* Work to do:
Gather every line of the entries that includes the word "xcconfig".

* Record set:

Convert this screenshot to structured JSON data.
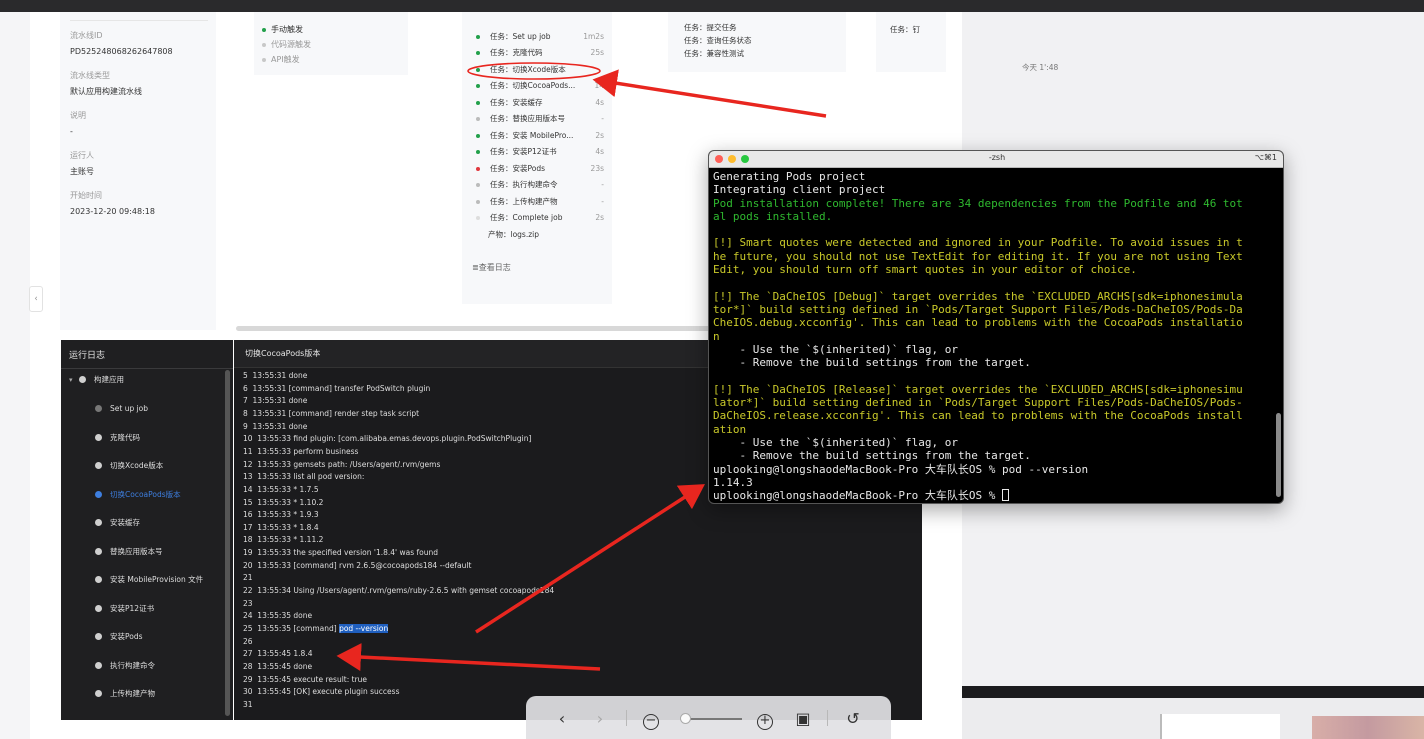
{
  "info": {
    "pipeline_id_label": "流水线ID",
    "pipeline_id_value": "PD52524806826264780​8",
    "pipeline_type_label": "流水线类型",
    "pipeline_type_value": "默认应用构建流水线",
    "desc_label": "说明",
    "desc_value": "-",
    "runner_label": "运行人",
    "runner_value": "主账号",
    "start_time_label": "开始时间",
    "start_time_value": "2023-12-20 09:48:18"
  },
  "triggers": [
    {
      "label": "手动触发",
      "active": true
    },
    {
      "label": "代码源触发",
      "active": false
    },
    {
      "label": "API触发",
      "active": false
    }
  ],
  "tasks": [
    {
      "name": "任务：Set up job",
      "duration": "1m2s",
      "status": "#22a04b"
    },
    {
      "name": "任务：克隆代码",
      "duration": "25s",
      "status": "#22a04b"
    },
    {
      "name": "任务：切换Xcode版本",
      "duration": "",
      "status": "#22a04b"
    },
    {
      "name": "任务：切换CocoaPods...",
      "duration": "14",
      "status": "#22a04b"
    },
    {
      "name": "任务：安装缓存",
      "duration": "4s",
      "status": "#22a04b"
    },
    {
      "name": "任务：替换应用版本号",
      "duration": "-",
      "status": "#bbbbbb"
    },
    {
      "name": "任务：安装 MobilePro...",
      "duration": "2s",
      "status": "#22a04b"
    },
    {
      "name": "任务：安装P12证书",
      "duration": "4s",
      "status": "#22a04b"
    },
    {
      "name": "任务：安装Pods",
      "duration": "23s",
      "status": "#e0383e"
    },
    {
      "name": "任务：执行构建命令",
      "duration": "-",
      "status": "#bbbbbb"
    },
    {
      "name": "任务：上传构建产物",
      "duration": "-",
      "status": "#bbbbbb"
    },
    {
      "name": "任务：Complete job",
      "duration": "2s",
      "status": "#dddddd"
    }
  ],
  "artifact": "产物：logs.zip",
  "view_log": "查看日志",
  "card3": [
    "任务：提交任务",
    "任务：查询任务状态",
    "任务：兼容性测试"
  ],
  "card4": "任务：钉",
  "log": {
    "sidebar_title": "运行日志",
    "build_parent": "构建应用",
    "sidebar_items": [
      {
        "label": "Set up job",
        "active": false
      },
      {
        "label": "克隆代码",
        "active": false
      },
      {
        "label": "切换Xcode版本",
        "active": false
      },
      {
        "label": "切换CocoaPods版本",
        "active": true
      },
      {
        "label": "安装缓存",
        "active": false
      },
      {
        "label": "替换应用版本号",
        "active": false
      },
      {
        "label": "安装 MobileProvision 文件",
        "active": false
      },
      {
        "label": "安装P12证书",
        "active": false
      },
      {
        "label": "安装Pods",
        "active": false
      },
      {
        "label": "执行构建命令",
        "active": false
      },
      {
        "label": "上传构建产物",
        "active": false
      }
    ],
    "main_title": "切换CocoaPods版本",
    "lines": [
      {
        "pre": "5  13:55:31 done",
        "hl": "",
        "post": ""
      },
      {
        "pre": "6  13:55:31 [command] transfer PodSwitch plugin",
        "hl": "",
        "post": ""
      },
      {
        "pre": "7  13:55:31 done",
        "hl": "",
        "post": ""
      },
      {
        "pre": "8  13:55:31 [command] render step task script",
        "hl": "",
        "post": ""
      },
      {
        "pre": "9  13:55:31 done",
        "hl": "",
        "post": ""
      },
      {
        "pre": "10  13:55:33 find plugin: [com.alibaba.emas.devops.plugin.PodSwitchPlugin]",
        "hl": "",
        "post": ""
      },
      {
        "pre": "11  13:55:33 perform business",
        "hl": "",
        "post": ""
      },
      {
        "pre": "12  13:55:33 gemsets path: /Users/agent/.rvm/gems",
        "hl": "",
        "post": ""
      },
      {
        "pre": "13  13:55:33 list all pod version:",
        "hl": "",
        "post": ""
      },
      {
        "pre": "14  13:55:33 * 1.7.5",
        "hl": "",
        "post": ""
      },
      {
        "pre": "15  13:55:33 * 1.10.2",
        "hl": "",
        "post": ""
      },
      {
        "pre": "16  13:55:33 * 1.9.3",
        "hl": "",
        "post": ""
      },
      {
        "pre": "17  13:55:33 * 1.8.4",
        "hl": "",
        "post": ""
      },
      {
        "pre": "18  13:55:33 * 1.11.2",
        "hl": "",
        "post": ""
      },
      {
        "pre": "19  13:55:33 the specified version '1.8.4' was found",
        "hl": "",
        "post": ""
      },
      {
        "pre": "20  13:55:33 [command] rvm 2.6.5@cocoapods184 --default",
        "hl": "",
        "post": ""
      },
      {
        "pre": "21",
        "hl": "",
        "post": ""
      },
      {
        "pre": "22  13:55:34 Using /Users/agent/.rvm/gems/ruby-2.6.5 with gemset cocoapods184",
        "hl": "",
        "post": ""
      },
      {
        "pre": "23",
        "hl": "",
        "post": ""
      },
      {
        "pre": "24  13:55:35 done",
        "hl": "",
        "post": ""
      },
      {
        "pre": "25  13:55:35 [command] ",
        "hl": "pod --version",
        "post": ""
      },
      {
        "pre": "26",
        "hl": "",
        "post": ""
      },
      {
        "pre": "27  13:55:45 1.8.4",
        "hl": "",
        "post": ""
      },
      {
        "pre": "28  13:55:45 done",
        "hl": "",
        "post": ""
      },
      {
        "pre": "29  13:55:45 execute result: true",
        "hl": "",
        "post": ""
      },
      {
        "pre": "30  13:55:45 [OK] execute plugin success",
        "hl": "",
        "post": ""
      },
      {
        "pre": "31",
        "hl": "",
        "post": ""
      }
    ]
  },
  "right_date": "今天 1':48",
  "zoom": {
    "back_icon": "‹",
    "forward_icon": "›",
    "zoom_out_icon": "−",
    "zoom_in_icon": "+",
    "fit_icon": "▣",
    "rotate_icon": "↺",
    "level": 0.05
  },
  "terminal": {
    "title": "-zsh",
    "shortcut": "⌥⌘1",
    "lines": [
      {
        "text": "Generating Pods project",
        "color": "w"
      },
      {
        "text": "Integrating client project",
        "color": "w"
      },
      {
        "text": "Pod installation complete! There are 34 dependencies from the Podfile and 46 tot",
        "color": "g"
      },
      {
        "text": "al pods installed.",
        "color": "g"
      },
      {
        "text": "",
        "color": "w"
      },
      {
        "text": "[!] Smart quotes were detected and ignored in your Podfile. To avoid issues in t",
        "color": "y"
      },
      {
        "text": "he future, you should not use TextEdit for editing it. If you are not using Text",
        "color": "y"
      },
      {
        "text": "Edit, you should turn off smart quotes in your editor of choice.",
        "color": "y"
      },
      {
        "text": "",
        "color": "w"
      },
      {
        "text": "[!] The `DaCheIOS [Debug]` target overrides the `EXCLUDED_ARCHS[sdk=iphonesimula",
        "color": "y"
      },
      {
        "text": "tor*]` build setting defined in `Pods/Target Support Files/Pods-DaCheIOS/Pods-Da",
        "color": "y"
      },
      {
        "text": "CheIOS.debug.xcconfig'. This can lead to problems with the CocoaPods installatio",
        "color": "y"
      },
      {
        "text": "n",
        "color": "y"
      },
      {
        "text": "    - Use the `$(inherited)` flag, or",
        "color": "w"
      },
      {
        "text": "    - Remove the build settings from the target.",
        "color": "w"
      },
      {
        "text": "",
        "color": "w"
      },
      {
        "text": "[!] The `DaCheIOS [Release]` target overrides the `EXCLUDED_ARCHS[sdk=iphonesimu",
        "color": "y"
      },
      {
        "text": "lator*]` build setting defined in `Pods/Target Support Files/Pods-DaCheIOS/Pods-",
        "color": "y"
      },
      {
        "text": "DaCheIOS.release.xcconfig'. This can lead to problems with the CocoaPods install",
        "color": "y"
      },
      {
        "text": "ation",
        "color": "y"
      },
      {
        "text": "    - Use the `$(inherited)` flag, or",
        "color": "w"
      },
      {
        "text": "    - Remove the build settings from the target.",
        "color": "w"
      },
      {
        "text": "uplooking@longshaodeMacBook-Pro 大车队长OS % pod --version",
        "color": "w"
      },
      {
        "text": "1.14.3",
        "color": "w"
      },
      {
        "text": "uplooking@longshaodeMacBook-Pro 大车队长OS % ",
        "color": "w"
      }
    ]
  },
  "colors": {
    "terminal_green": "#2fb92f",
    "terminal_yellow": "#c9c92a",
    "annotation_red": "#e8261f",
    "accent_blue": "#3e7fe0"
  }
}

* Expected answer:
        "text": "CheIOS.debug.xcconfig'. This can lead to problems with the CocoaPods installatio",
        "text": "DaCheIOS.release.xcconfig'. This can lead to problems with the CocoaPods install",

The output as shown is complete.